[start of Task inputs]

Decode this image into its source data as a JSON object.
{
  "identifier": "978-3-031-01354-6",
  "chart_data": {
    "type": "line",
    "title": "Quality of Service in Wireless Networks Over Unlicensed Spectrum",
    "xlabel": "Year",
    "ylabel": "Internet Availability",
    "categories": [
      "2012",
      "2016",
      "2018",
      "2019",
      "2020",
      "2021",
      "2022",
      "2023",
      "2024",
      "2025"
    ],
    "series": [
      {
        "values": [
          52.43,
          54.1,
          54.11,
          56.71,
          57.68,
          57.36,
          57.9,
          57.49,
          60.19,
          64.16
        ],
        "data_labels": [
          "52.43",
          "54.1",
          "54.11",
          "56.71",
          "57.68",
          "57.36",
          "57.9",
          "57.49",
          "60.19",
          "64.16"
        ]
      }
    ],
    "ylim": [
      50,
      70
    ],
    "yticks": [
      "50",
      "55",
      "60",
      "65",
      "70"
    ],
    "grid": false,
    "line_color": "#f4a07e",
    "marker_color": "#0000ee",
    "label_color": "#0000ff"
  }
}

[end of Task inputs]

Task statement: Return the lines above exactly, keeping every word.

Solved problem:
Decode this image into its source data as a JSON object.
{
  "identifier": "978-3-031-01354-6",
  "chart_data": {
    "type": "line",
    "title": "Quality of Service in Wireless Networks Over Unlicensed Spectrum",
    "xlabel": "Year",
    "ylabel": "Internet Availability",
    "categories": [
      "2012",
      "2016",
      "2018",
      "2019",
      "2020",
      "2021",
      "2022",
      "2023",
      "2024",
      "2025"
    ],
    "series": [
      {
        "values": [
          52.43,
          54.1,
          54.11,
          56.71,
          57.68,
          57.36,
          57.9,
          57.49,
          60.19,
          64.16
        ],
        "data_labels": [
          "52.43",
          "54.1",
          "54.11",
          "56.71",
          "57.68",
          "57.36",
          "57.9",
          "57.49",
          "60.19",
          "64.16"
        ]
      }
    ],
    "ylim": [
      50,
      70
    ],
    "yticks": [
      "50",
      "55",
      "60",
      "65",
      "70"
    ],
    "grid": false,
    "line_color": "#f4a07e",
    "marker_color": "#0000ee",
    "label_color": "#0000ff"
  }
}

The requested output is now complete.